___ Data records ___
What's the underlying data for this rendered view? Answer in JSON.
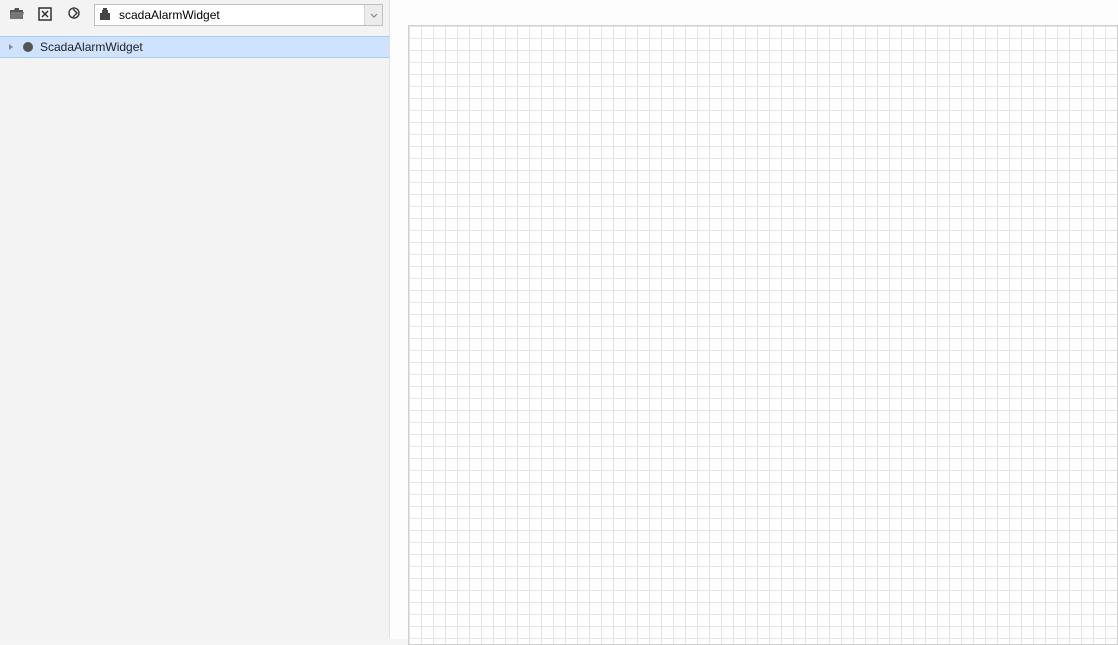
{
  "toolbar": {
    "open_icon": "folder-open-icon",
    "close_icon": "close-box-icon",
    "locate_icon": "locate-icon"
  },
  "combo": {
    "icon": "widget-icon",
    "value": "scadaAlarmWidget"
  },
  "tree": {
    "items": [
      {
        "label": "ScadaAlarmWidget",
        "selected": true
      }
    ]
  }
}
___
=== Task statement ===
Pictures in the records must not appear in the copy; transcribe everything else precisely.

=== Output below ===
What's the underlying data for this rendered view? Answer in JSON.
{
  "toolbar": {
    "open_icon": "folder-open-icon",
    "close_icon": "close-box-icon",
    "locate_icon": "locate-icon"
  },
  "combo": {
    "icon": "widget-icon",
    "value": "scadaAlarmWidget"
  },
  "tree": {
    "items": [
      {
        "label": "ScadaAlarmWidget",
        "selected": true
      }
    ]
  }
}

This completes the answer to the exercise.